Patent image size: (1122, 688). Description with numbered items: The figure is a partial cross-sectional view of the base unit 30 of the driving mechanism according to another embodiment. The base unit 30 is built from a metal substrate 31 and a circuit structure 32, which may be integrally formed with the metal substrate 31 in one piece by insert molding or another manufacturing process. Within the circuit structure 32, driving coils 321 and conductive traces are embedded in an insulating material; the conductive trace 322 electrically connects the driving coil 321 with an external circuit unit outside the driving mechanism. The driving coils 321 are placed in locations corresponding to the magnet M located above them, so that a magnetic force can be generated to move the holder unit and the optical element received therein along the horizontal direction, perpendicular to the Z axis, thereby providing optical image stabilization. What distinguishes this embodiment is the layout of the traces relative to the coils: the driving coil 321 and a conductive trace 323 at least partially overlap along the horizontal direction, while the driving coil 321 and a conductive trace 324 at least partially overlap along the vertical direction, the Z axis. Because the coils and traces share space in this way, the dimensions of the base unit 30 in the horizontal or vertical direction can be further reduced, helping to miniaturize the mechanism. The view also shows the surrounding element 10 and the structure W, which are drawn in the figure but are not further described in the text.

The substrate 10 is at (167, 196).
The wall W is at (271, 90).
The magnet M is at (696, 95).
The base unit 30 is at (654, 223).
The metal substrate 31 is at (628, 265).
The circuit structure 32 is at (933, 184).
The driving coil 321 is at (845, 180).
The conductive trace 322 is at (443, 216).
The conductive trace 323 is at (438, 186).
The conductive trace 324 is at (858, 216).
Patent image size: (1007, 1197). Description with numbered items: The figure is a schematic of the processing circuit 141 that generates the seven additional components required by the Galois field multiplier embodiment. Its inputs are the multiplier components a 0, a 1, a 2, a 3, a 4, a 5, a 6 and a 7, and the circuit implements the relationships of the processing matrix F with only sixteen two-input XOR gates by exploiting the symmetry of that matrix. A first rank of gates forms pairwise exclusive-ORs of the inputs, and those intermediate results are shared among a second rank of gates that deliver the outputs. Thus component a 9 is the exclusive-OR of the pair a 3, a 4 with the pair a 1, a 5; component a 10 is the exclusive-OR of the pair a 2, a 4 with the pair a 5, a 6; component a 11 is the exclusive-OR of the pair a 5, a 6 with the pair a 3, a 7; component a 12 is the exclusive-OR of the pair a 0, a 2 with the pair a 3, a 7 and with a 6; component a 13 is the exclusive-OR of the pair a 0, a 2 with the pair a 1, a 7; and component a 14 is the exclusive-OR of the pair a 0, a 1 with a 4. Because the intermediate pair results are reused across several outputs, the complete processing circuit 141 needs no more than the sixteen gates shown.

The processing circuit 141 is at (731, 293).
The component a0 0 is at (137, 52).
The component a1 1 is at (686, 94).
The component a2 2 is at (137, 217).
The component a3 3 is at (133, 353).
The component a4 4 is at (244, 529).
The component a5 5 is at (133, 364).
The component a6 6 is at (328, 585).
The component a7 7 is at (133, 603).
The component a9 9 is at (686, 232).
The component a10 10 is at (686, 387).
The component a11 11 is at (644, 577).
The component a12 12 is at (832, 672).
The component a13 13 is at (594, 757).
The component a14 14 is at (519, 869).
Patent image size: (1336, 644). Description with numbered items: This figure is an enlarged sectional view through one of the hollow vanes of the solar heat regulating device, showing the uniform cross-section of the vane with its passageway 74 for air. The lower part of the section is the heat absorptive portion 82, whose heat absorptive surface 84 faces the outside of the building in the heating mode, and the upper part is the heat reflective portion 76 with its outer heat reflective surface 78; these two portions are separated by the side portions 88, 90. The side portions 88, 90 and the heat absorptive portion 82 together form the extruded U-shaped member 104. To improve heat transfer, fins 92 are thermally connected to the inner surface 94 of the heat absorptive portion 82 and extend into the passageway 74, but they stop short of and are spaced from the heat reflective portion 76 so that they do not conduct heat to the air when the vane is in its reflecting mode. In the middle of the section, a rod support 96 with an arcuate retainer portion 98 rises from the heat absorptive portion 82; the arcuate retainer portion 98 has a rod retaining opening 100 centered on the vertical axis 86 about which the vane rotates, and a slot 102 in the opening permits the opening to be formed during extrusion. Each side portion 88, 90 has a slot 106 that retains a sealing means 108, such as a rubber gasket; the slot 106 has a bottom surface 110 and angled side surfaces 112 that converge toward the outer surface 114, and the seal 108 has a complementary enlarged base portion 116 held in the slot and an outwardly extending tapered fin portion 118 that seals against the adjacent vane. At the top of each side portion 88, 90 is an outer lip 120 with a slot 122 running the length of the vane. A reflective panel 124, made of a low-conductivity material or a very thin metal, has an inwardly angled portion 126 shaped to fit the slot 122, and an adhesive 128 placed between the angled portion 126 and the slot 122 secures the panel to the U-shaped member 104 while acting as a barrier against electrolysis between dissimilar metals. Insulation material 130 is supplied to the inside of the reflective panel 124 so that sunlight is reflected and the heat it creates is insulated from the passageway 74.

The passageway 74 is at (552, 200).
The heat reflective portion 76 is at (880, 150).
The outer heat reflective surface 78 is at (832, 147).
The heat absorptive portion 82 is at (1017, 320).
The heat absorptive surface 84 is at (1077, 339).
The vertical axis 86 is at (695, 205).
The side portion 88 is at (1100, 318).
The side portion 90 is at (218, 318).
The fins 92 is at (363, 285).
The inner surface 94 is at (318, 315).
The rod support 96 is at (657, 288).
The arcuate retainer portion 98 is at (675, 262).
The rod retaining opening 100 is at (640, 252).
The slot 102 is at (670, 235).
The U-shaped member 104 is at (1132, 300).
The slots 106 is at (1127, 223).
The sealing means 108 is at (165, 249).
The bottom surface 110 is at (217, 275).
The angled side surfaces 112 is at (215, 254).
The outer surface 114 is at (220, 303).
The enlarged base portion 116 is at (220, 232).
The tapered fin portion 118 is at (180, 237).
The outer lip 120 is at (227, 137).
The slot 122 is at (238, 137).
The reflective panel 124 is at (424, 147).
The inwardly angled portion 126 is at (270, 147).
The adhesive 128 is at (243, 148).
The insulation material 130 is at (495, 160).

DIRECTIVE >> Copy out every line of the rows above without changing anything.

SOLUTION BELOW >>
Patent image size: (1122, 688). Description with numbered items: The figure is a partial cross-sectional view of the base unit 30 of the driving mechanism according to another embodiment. The base unit 30 is built from a metal substrate 31 and a circuit structure 32, which may be integrally formed with the metal substrate 31 in one piece by insert molding or another manufacturing process. Within the circuit structure 32, driving coils 321 and conductive traces are embedded in an insulating material; the conductive trace 322 electrically connects the driving coil 321 with an external circuit unit outside the driving mechanism. The driving coils 321 are placed in locations corresponding to the magnet M located above them, so that a magnetic force can be generated to move the holder unit and the optical element received therein along the horizontal direction, perpendicular to the Z axis, thereby providing optical image stabilization. What distinguishes this embodiment is the layout of the traces relative to the coils: the driving coil 321 and a conductive trace 323 at least partially overlap along the horizontal direction, while the driving coil 321 and a conductive trace 324 at least partially overlap along the vertical direction, the Z axis. Because the coils and traces share space in this way, the dimensions of the base unit 30 in the horizontal or vertical direction can be further reduced, helping to miniaturize the mechanism. The view also shows the surrounding element 10 and the structure W, which are drawn in the figure but are not further described in the text.

The substrate 10 is at (167, 196).
The wall W is at (271, 90).
The magnet M is at (696, 95).
The base unit 30 is at (654, 223).
The metal substrate 31 is at (628, 265).
The circuit structure 32 is at (933, 184).
The driving coil 321 is at (845, 180).
The conductive trace 322 is at (443, 216).
The conductive trace 323 is at (438, 186).
The conductive trace 324 is at (858, 216).
Patent image size: (1007, 1197). Description with numbered items: The figure is a schematic of the processing circuit 141 that generates the seven additional components required by the Galois field multiplier embodiment. Its inputs are the multiplier components a 0, a 1, a 2, a 3, a 4, a 5, a 6 and a 7, and the circuit implements the relationships of the processing matrix F with only sixteen two-input XOR gates by exploiting the symmetry of that matrix. A first rank of gates forms pairwise exclusive-ORs of the inputs, and those intermediate results are shared among a second rank of gates that deliver the outputs. Thus component a 9 is the exclusive-OR of the pair a 3, a 4 with the pair a 1, a 5; component a 10 is the exclusive-OR of the pair a 2, a 4 with the pair a 5, a 6; component a 11 is the exclusive-OR of the pair a 5, a 6 with the pair a 3, a 7; component a 12 is the exclusive-OR of the pair a 0, a 2 with the pair a 3, a 7 and with a 6; component a 13 is the exclusive-OR of the pair a 0, a 2 with the pair a 1, a 7; and component a 14 is the exclusive-OR of the pair a 0, a 1 with a 4. Because the intermediate pair results are reused across several outputs, the complete processing circuit 141 needs no more than the sixteen gates shown.

The processing circuit 141 is at (731, 293).
The component a0 0 is at (137, 52).
The component a1 1 is at (686, 94).
The component a2 2 is at (137, 217).
The component a3 3 is at (133, 353).
The component a4 4 is at (244, 529).
The component a5 5 is at (133, 364).
The component a6 6 is at (328, 585).
The component a7 7 is at (133, 603).
The component a9 9 is at (686, 232).
The component a10 10 is at (686, 387).
The component a11 11 is at (644, 577).
The component a12 12 is at (832, 672).
The component a13 13 is at (594, 757).
The component a14 14 is at (519, 869).
Patent image size: (1336, 644). Description with numbered items: This figure is an enlarged sectional view through one of the hollow vanes of the solar heat regulating device, showing the uniform cross-section of the vane with its passageway 74 for air. The lower part of the section is the heat absorptive portion 82, whose heat absorptive surface 84 faces the outside of the building in the heating mode, and the upper part is the heat reflective portion 76 with its outer heat reflective surface 78; these two portions are separated by the side portions 88, 90. The side portions 88, 90 and the heat absorptive portion 82 together form the extruded U-shaped member 104. To improve heat transfer, fins 92 are thermally connected to the inner surface 94 of the heat absorptive portion 82 and extend into the passageway 74, but they stop short of and are spaced from the heat reflective portion 76 so that they do not conduct heat to the air when the vane is in its reflecting mode. In the middle of the section, a rod support 96 with an arcuate retainer portion 98 rises from the heat absorptive portion 82; the arcuate retainer portion 98 has a rod retaining opening 100 centered on the vertical axis 86 about which the vane rotates, and a slot 102 in the opening permits the opening to be formed during extrusion. Each side portion 88, 90 has a slot 106 that retains a sealing means 108, such as a rubber gasket; the slot 106 has a bottom surface 110 and angled side surfaces 112 that converge toward the outer surface 114, and the seal 108 has a complementary enlarged base portion 116 held in the slot and an outwardly extending tapered fin portion 118 that seals against the adjacent vane. At the top of each side portion 88, 90 is an outer lip 120 with a slot 122 running the length of the vane. A reflective panel 124, made of a low-conductivity material or a very thin metal, has an inwardly angled portion 126 shaped to fit the slot 122, and an adhesive 128 placed between the angled portion 126 and the slot 122 secures the panel to the U-shaped member 104 while acting as a barrier against electrolysis between dissimilar metals. Insulation material 130 is supplied to the inside of the reflective panel 124 so that sunlight is reflected and the heat it creates is insulated from the passageway 74.

The passageway 74 is at (552, 200).
The heat reflective portion 76 is at (880, 150).
The outer heat reflective surface 78 is at (832, 147).
The heat absorptive portion 82 is at (1017, 320).
The heat absorptive surface 84 is at (1077, 339).
The vertical axis 86 is at (695, 205).
The side portion 88 is at (1100, 318).
The side portion 90 is at (218, 318).
The fins 92 is at (363, 285).
The inner surface 94 is at (318, 315).
The rod support 96 is at (657, 288).
The arcuate retainer portion 98 is at (675, 262).
The rod retaining opening 100 is at (640, 252).
The slot 102 is at (670, 235).
The U-shaped member 104 is at (1132, 300).
The slots 106 is at (1127, 223).
The sealing means 108 is at (165, 249).
The bottom surface 110 is at (217, 275).
The angled side surfaces 112 is at (215, 254).
The outer surface 114 is at (220, 303).
The enlarged base portion 116 is at (220, 232).
The tapered fin portion 118 is at (180, 237).
The outer lip 120 is at (227, 137).
The slot 122 is at (238, 137).
The reflective panel 124 is at (424, 147).
The inwardly angled portion 126 is at (270, 147).
The adhesive 128 is at (243, 148).
The insulation material 130 is at (495, 160).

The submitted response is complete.